(What you should do) From the entries below, say how many lines carry the word "толщины", and give nothing but the number.

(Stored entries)
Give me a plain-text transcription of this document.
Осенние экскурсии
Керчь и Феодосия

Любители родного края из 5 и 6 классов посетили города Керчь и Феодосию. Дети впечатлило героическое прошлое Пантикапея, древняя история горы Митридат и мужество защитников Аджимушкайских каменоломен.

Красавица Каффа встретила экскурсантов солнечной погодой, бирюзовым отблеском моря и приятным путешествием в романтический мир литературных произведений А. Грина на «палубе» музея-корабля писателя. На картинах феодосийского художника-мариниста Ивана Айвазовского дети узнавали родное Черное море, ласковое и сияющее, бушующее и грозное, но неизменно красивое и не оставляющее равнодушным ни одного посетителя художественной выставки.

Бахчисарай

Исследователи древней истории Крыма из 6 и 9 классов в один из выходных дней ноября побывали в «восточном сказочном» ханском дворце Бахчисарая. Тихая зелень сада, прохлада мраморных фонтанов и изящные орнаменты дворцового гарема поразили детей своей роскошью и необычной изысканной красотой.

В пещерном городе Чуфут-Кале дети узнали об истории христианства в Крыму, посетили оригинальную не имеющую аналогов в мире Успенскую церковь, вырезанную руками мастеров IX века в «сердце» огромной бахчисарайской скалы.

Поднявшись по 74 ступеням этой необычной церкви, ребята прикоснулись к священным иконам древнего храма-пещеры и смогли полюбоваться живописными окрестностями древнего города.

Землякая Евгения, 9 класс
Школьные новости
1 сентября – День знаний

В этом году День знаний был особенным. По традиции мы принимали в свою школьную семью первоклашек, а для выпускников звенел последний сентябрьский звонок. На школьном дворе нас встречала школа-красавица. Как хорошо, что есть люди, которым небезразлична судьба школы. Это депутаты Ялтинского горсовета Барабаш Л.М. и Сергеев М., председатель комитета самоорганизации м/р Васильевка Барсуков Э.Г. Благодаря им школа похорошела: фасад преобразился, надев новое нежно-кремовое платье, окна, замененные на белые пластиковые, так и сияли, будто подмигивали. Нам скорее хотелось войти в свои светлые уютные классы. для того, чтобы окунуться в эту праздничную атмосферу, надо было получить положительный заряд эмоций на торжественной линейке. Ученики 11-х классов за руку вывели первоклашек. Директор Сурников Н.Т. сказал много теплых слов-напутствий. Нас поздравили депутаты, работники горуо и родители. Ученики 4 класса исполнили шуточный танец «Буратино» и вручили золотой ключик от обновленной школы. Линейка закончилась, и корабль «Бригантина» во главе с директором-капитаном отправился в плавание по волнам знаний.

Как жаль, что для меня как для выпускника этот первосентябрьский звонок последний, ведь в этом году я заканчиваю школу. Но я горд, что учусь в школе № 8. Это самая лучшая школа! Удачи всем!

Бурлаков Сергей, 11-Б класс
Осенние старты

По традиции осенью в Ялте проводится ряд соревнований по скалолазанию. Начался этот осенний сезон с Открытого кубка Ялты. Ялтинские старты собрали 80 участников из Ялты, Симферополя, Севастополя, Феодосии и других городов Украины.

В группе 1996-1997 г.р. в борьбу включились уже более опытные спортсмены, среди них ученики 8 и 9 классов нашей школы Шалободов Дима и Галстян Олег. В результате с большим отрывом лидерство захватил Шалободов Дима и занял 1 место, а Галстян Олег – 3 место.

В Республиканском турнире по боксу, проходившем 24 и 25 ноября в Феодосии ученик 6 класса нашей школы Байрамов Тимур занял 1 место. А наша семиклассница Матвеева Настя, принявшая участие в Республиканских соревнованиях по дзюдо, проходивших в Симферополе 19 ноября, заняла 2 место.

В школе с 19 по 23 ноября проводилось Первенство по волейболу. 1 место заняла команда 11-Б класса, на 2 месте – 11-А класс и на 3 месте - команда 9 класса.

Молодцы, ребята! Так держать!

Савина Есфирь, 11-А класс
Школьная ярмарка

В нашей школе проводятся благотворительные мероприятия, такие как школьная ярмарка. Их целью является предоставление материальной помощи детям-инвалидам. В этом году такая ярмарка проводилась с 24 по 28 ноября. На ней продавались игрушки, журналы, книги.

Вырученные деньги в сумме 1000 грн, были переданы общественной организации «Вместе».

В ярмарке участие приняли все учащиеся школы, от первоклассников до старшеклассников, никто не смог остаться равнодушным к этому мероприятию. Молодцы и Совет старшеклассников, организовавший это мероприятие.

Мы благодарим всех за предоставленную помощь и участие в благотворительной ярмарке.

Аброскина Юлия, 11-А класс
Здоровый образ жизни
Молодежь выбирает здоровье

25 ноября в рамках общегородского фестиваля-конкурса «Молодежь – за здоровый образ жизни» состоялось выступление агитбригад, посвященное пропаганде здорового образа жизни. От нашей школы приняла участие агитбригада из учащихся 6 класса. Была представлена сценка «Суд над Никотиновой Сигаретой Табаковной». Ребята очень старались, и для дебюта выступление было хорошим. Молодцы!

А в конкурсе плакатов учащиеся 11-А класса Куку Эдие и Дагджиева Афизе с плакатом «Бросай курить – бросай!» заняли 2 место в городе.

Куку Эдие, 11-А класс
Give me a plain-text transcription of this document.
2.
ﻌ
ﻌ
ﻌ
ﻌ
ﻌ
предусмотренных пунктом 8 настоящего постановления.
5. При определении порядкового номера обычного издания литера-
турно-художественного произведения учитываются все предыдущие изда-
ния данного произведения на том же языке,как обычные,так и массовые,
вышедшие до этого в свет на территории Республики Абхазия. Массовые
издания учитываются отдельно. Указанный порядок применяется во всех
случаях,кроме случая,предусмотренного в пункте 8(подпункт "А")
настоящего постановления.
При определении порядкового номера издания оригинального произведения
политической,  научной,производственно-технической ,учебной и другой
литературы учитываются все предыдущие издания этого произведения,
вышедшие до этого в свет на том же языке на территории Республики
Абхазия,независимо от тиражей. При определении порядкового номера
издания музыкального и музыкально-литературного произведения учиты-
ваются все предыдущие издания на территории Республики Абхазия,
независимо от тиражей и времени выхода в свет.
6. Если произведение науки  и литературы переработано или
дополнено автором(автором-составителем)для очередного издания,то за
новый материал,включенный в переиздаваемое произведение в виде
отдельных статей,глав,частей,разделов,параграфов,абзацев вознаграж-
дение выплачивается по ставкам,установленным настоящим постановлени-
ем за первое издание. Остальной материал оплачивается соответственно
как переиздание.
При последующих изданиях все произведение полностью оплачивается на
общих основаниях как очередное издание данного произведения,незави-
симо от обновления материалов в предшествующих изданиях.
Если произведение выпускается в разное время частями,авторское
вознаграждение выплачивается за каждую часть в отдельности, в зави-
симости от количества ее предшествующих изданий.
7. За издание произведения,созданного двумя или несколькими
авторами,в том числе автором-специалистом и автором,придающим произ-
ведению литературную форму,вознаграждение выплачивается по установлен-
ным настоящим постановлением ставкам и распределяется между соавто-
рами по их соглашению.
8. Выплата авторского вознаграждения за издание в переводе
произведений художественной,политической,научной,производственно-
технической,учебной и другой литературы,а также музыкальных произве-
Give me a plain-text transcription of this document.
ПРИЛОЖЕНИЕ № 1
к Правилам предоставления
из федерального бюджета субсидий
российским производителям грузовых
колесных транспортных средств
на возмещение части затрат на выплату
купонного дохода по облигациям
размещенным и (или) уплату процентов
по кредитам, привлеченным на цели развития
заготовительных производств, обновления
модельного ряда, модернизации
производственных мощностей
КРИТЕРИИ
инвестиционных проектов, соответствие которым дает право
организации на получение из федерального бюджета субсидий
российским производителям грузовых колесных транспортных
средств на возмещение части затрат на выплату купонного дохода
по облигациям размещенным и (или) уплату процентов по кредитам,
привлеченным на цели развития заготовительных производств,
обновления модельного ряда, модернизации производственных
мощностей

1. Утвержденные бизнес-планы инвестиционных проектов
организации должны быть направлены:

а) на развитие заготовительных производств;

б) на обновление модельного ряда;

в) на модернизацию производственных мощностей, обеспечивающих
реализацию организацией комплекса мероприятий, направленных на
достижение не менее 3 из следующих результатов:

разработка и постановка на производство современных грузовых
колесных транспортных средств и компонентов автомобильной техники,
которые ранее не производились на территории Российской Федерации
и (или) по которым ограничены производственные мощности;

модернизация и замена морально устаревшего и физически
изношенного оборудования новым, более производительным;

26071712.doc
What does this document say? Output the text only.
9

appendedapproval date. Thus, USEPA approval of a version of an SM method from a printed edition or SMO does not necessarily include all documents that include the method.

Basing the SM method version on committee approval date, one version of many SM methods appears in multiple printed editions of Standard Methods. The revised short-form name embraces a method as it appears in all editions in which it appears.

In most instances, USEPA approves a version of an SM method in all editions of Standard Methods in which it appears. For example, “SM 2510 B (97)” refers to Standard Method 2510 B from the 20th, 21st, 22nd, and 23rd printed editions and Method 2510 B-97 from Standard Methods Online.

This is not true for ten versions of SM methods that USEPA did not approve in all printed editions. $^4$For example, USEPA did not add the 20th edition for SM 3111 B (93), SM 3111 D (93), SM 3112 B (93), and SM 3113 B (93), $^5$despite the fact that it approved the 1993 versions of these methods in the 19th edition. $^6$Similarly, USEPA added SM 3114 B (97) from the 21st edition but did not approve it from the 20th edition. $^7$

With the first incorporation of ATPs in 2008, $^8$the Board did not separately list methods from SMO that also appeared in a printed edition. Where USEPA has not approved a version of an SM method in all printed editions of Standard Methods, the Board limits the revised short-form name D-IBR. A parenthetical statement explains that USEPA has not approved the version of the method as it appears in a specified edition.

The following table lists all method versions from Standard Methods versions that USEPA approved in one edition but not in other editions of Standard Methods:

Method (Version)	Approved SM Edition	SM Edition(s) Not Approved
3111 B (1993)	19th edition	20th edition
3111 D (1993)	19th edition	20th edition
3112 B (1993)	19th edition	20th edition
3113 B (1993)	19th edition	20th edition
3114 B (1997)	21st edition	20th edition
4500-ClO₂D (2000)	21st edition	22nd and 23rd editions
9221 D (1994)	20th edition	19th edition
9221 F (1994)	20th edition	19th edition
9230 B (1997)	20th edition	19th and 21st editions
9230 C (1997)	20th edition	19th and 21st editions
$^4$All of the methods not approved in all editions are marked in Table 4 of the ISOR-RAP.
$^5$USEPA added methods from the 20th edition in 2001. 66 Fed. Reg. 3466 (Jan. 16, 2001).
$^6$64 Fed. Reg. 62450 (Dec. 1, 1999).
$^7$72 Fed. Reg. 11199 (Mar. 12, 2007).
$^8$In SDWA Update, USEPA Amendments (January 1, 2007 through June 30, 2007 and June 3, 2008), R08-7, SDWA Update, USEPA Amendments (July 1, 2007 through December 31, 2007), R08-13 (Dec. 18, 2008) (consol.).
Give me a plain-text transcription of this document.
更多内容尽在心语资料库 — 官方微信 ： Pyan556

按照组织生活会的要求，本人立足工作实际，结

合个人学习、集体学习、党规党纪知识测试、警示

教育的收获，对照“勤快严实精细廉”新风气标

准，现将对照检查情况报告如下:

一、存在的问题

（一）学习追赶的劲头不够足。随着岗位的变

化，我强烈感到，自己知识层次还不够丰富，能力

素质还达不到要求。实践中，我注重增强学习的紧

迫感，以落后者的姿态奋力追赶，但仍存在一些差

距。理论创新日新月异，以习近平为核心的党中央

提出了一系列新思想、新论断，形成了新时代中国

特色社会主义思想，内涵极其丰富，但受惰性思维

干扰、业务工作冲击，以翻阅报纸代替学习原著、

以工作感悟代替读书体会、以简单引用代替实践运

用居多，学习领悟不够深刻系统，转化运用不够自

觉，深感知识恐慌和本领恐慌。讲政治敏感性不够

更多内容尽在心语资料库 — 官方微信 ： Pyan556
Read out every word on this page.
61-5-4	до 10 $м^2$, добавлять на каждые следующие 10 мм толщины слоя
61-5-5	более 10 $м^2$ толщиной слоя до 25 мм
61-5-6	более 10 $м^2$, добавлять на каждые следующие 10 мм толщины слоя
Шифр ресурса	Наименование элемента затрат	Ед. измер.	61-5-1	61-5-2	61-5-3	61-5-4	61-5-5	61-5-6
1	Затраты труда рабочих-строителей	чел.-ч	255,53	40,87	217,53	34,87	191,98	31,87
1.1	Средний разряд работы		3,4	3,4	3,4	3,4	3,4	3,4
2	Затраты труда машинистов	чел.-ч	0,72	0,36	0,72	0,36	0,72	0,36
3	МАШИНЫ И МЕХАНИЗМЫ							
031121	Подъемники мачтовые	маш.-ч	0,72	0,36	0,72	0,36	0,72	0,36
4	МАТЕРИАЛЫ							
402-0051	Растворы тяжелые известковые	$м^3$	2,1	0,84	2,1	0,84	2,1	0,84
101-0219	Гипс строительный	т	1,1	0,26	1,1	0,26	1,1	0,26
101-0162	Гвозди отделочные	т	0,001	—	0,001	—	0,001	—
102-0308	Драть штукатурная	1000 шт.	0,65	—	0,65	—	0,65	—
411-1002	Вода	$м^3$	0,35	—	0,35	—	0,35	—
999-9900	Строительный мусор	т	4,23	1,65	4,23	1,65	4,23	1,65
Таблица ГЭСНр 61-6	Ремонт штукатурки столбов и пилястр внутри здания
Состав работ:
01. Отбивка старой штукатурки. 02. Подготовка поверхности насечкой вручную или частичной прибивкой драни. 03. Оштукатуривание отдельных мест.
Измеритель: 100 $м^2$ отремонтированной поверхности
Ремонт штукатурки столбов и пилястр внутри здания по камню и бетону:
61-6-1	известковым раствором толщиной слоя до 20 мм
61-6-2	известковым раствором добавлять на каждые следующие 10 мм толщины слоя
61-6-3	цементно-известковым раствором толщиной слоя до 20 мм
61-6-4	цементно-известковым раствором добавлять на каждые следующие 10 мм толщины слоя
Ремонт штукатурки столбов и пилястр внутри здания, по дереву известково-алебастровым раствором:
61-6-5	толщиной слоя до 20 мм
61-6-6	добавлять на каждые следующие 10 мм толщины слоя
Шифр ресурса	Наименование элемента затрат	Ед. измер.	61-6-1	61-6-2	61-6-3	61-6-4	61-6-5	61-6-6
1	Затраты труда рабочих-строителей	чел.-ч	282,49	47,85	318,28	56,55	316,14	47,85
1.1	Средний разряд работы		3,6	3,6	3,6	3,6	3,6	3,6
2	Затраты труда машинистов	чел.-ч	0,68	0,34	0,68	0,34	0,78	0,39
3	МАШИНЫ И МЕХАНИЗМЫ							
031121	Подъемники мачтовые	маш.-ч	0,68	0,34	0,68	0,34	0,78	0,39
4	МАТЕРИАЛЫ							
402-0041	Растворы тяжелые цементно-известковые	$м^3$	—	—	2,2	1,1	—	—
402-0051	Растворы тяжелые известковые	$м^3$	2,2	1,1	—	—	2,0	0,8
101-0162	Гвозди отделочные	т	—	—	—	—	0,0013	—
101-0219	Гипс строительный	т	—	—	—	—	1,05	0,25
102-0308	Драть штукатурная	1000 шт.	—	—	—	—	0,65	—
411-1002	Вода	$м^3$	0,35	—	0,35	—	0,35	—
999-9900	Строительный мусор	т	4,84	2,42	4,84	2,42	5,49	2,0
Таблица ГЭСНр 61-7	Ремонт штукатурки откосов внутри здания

(Worked answer) 5